Rows from a dataset
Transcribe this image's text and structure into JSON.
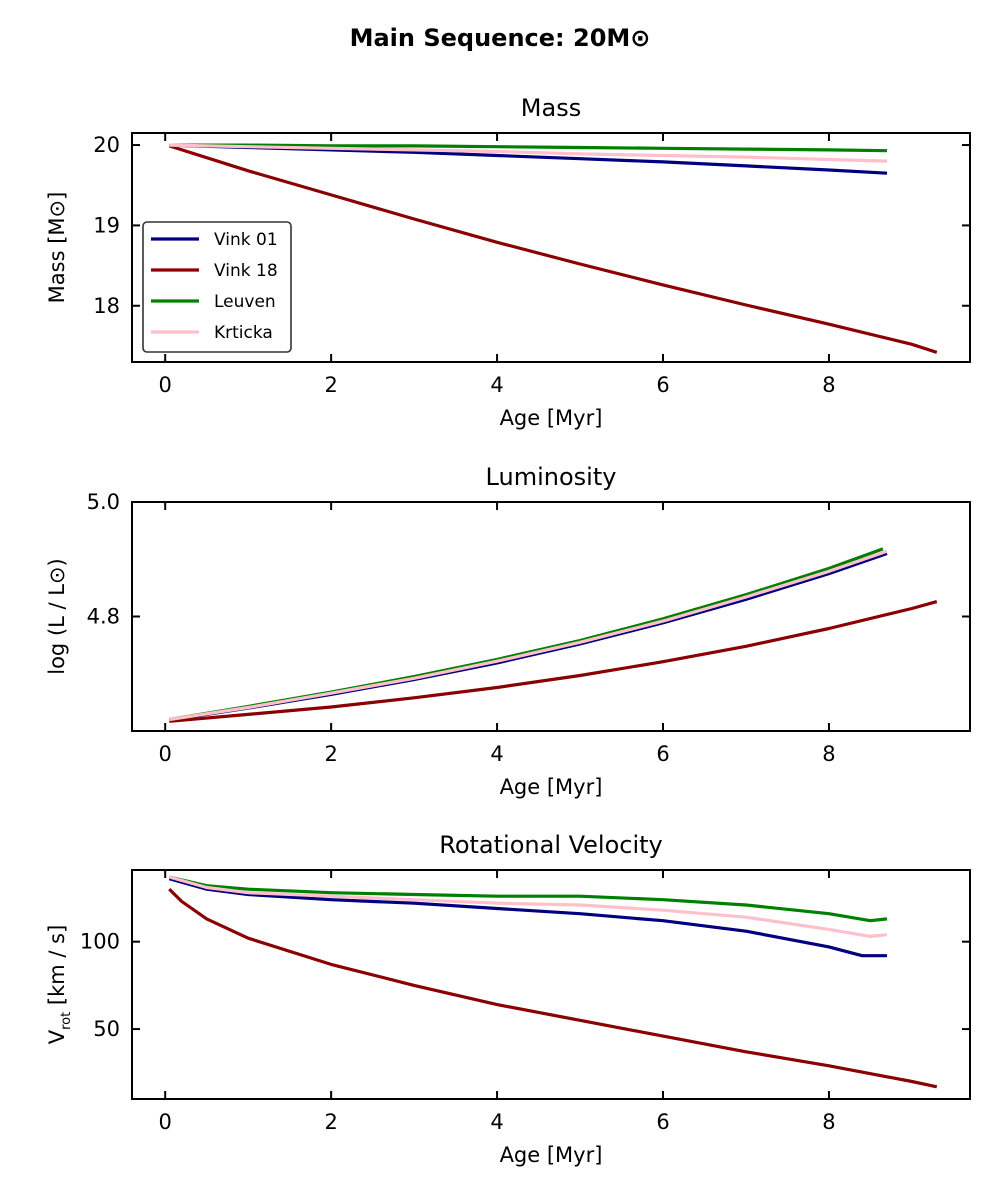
{
  "suptitle": "Main Sequence: 20M⊙",
  "colors": {
    "Vink 01": "#000080",
    "Vink 18": "#8B0000",
    "Leuven": "#008000",
    "Krticka": "#FFC0CB"
  },
  "legend": {
    "placement": "lower-left of first panel",
    "entries": [
      "Vink 01",
      "Vink 18",
      "Leuven",
      "Krticka"
    ]
  },
  "chart_data": [
    {
      "type": "line",
      "title": "Mass",
      "xlabel": "Age [Myr]",
      "ylabel": "Mass [M⊙]",
      "xlim": [
        -0.4,
        9.7
      ],
      "ylim": [
        17.3,
        20.15
      ],
      "xticks": [
        0,
        2,
        4,
        6,
        8
      ],
      "yticks": [
        18,
        19,
        20
      ],
      "ytick_labels": [
        "18",
        "19",
        "20"
      ],
      "series": [
        {
          "name": "Vink 01",
          "x": [
            0.05,
            1,
            2,
            3,
            4,
            5,
            6,
            7,
            8,
            8.7
          ],
          "y": [
            20.0,
            19.97,
            19.94,
            19.91,
            19.87,
            19.83,
            19.79,
            19.74,
            19.69,
            19.65
          ]
        },
        {
          "name": "Vink 18",
          "x": [
            0.05,
            1,
            2,
            3,
            4,
            5,
            6,
            7,
            8,
            9,
            9.3
          ],
          "y": [
            19.99,
            19.68,
            19.38,
            19.08,
            18.79,
            18.52,
            18.26,
            18.01,
            17.77,
            17.52,
            17.42
          ]
        },
        {
          "name": "Leuven",
          "x": [
            0.05,
            1,
            2,
            3,
            4,
            5,
            6,
            7,
            8,
            8.7
          ],
          "y": [
            20.0,
            20.0,
            19.99,
            19.99,
            19.98,
            19.97,
            19.96,
            19.95,
            19.94,
            19.93
          ]
        },
        {
          "name": "Krticka",
          "x": [
            0.05,
            1,
            2,
            3,
            4,
            5,
            6,
            7,
            8,
            8.7
          ],
          "y": [
            20.0,
            19.98,
            19.96,
            19.94,
            19.92,
            19.89,
            19.87,
            19.85,
            19.82,
            19.8
          ]
        }
      ]
    },
    {
      "type": "line",
      "title": "Luminosity",
      "xlabel": "Age [Myr]",
      "ylabel": "log (L / L⊙)",
      "xlim": [
        -0.4,
        9.7
      ],
      "ylim": [
        4.6,
        5.0
      ],
      "xticks": [
        0,
        2,
        4,
        6,
        8
      ],
      "yticks": [
        4.8,
        5.0
      ],
      "ytick_labels": [
        "4.8",
        "5.0"
      ],
      "series": [
        {
          "name": "Vink 01",
          "x": [
            0.05,
            1,
            2,
            3,
            4,
            5,
            6,
            7,
            8,
            8.7
          ],
          "y": [
            4.619,
            4.64,
            4.664,
            4.69,
            4.719,
            4.752,
            4.789,
            4.83,
            4.875,
            4.91
          ]
        },
        {
          "name": "Vink 18",
          "x": [
            0.05,
            1,
            2,
            3,
            4,
            5,
            6,
            7,
            8,
            9,
            9.3
          ],
          "y": [
            4.617,
            4.629,
            4.642,
            4.658,
            4.676,
            4.697,
            4.721,
            4.748,
            4.779,
            4.814,
            4.826
          ]
        },
        {
          "name": "Leuven",
          "x": [
            0.05,
            1,
            2,
            3,
            4,
            5,
            6,
            7,
            8,
            8.65
          ],
          "y": [
            4.62,
            4.643,
            4.668,
            4.695,
            4.725,
            4.758,
            4.796,
            4.838,
            4.884,
            4.918
          ]
        },
        {
          "name": "Krticka",
          "x": [
            0.05,
            1,
            2,
            3,
            4,
            5,
            6,
            7,
            8,
            8.7
          ],
          "y": [
            4.62,
            4.641,
            4.666,
            4.692,
            4.722,
            4.755,
            4.792,
            4.834,
            4.879,
            4.914
          ]
        }
      ]
    },
    {
      "type": "line",
      "title": "Rotational Velocity",
      "xlabel": "Age [Myr]",
      "ylabel": "V_rot [km / s]",
      "ylabel_main": "V",
      "ylabel_sub": "rot",
      "ylabel_rest": " [km / s]",
      "xlim": [
        -0.4,
        9.7
      ],
      "ylim": [
        10,
        141
      ],
      "xticks": [
        0,
        2,
        4,
        6,
        8
      ],
      "yticks": [
        50,
        100
      ],
      "ytick_labels": [
        "50",
        "100"
      ],
      "series": [
        {
          "name": "Vink 01",
          "x": [
            0.05,
            0.5,
            1,
            2,
            3,
            4,
            5,
            6,
            7,
            8,
            8.4,
            8.7
          ],
          "y": [
            136,
            130,
            127,
            124,
            122,
            119,
            116,
            112,
            106,
            97,
            92,
            92
          ]
        },
        {
          "name": "Vink 18",
          "x": [
            0.05,
            0.2,
            0.5,
            1,
            2,
            3,
            4,
            5,
            6,
            7,
            8,
            9,
            9.3
          ],
          "y": [
            130,
            123,
            113,
            102,
            87,
            75,
            64,
            55,
            46,
            37,
            29,
            20,
            17
          ]
        },
        {
          "name": "Leuven",
          "x": [
            0.05,
            0.5,
            1,
            2,
            3,
            4,
            5,
            6,
            7,
            8,
            8.5,
            8.7
          ],
          "y": [
            137,
            132,
            130,
            128,
            127,
            126,
            126,
            124,
            121,
            116,
            112,
            113
          ]
        },
        {
          "name": "Krticka",
          "x": [
            0.05,
            0.5,
            1,
            2,
            3,
            4,
            5,
            6,
            7,
            8,
            8.5,
            8.7
          ],
          "y": [
            137,
            131,
            128,
            126,
            124,
            122,
            121,
            118,
            114,
            107,
            103,
            104
          ]
        }
      ]
    }
  ]
}
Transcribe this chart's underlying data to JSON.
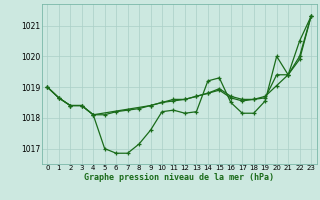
{
  "xlabel": "Graphe pression niveau de la mer (hPa)",
  "background_color": "#cce8e0",
  "grid_color": "#aacfc7",
  "line_color": "#1a6b1a",
  "ylim": [
    1016.5,
    1021.7
  ],
  "yticks": [
    1017,
    1018,
    1019,
    1020,
    1021
  ],
  "xticks": [
    0,
    1,
    2,
    3,
    4,
    5,
    6,
    7,
    8,
    9,
    10,
    11,
    12,
    13,
    14,
    15,
    16,
    17,
    18,
    19,
    20,
    21,
    22,
    23
  ],
  "series1_x": [
    0,
    1,
    2,
    3,
    4,
    5,
    6,
    7,
    8,
    9,
    10,
    11,
    12,
    13,
    14,
    15,
    16,
    17,
    18,
    19,
    20,
    21,
    22,
    23
  ],
  "series1": [
    1019.0,
    1018.65,
    1018.4,
    1018.4,
    1018.1,
    1017.0,
    1016.85,
    1016.85,
    1017.15,
    1017.6,
    1018.2,
    1018.25,
    1018.15,
    1018.2,
    1019.2,
    1019.3,
    1018.5,
    1018.15,
    1018.15,
    1018.55,
    1020.0,
    1019.4,
    1020.5,
    1021.3
  ],
  "series2_x": [
    0,
    1,
    2,
    3,
    4,
    5,
    6,
    7,
    8,
    9,
    10,
    11,
    12,
    13,
    14,
    15,
    16,
    17,
    18,
    19,
    20,
    21,
    22,
    23
  ],
  "series2": [
    1019.0,
    1018.65,
    1018.4,
    1018.4,
    1018.1,
    1018.1,
    1018.2,
    1018.25,
    1018.3,
    1018.4,
    1018.5,
    1018.55,
    1018.6,
    1018.7,
    1018.8,
    1018.9,
    1018.65,
    1018.55,
    1018.6,
    1018.7,
    1019.05,
    1019.4,
    1019.9,
    1021.3
  ],
  "series3_x": [
    0,
    1,
    2,
    3,
    4,
    9,
    10,
    11,
    12,
    13,
    14,
    15,
    16,
    17,
    18,
    19,
    20,
    21,
    22,
    23
  ],
  "series3": [
    1019.0,
    1018.65,
    1018.4,
    1018.4,
    1018.1,
    1018.4,
    1018.5,
    1018.6,
    1018.6,
    1018.7,
    1018.8,
    1018.95,
    1018.7,
    1018.6,
    1018.6,
    1018.65,
    1019.4,
    1019.4,
    1020.0,
    1021.3
  ],
  "tick_fontsize": 5.0,
  "xlabel_fontsize": 6.0
}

WHAT YOU ARE ASKED TO DO:
Which lines contain "this"? Copy each of them out.

RESPONSE TO THE TASK:
Transcribe this image's text and structure into JSON.
Transcribe this chart's underlying data to JSON.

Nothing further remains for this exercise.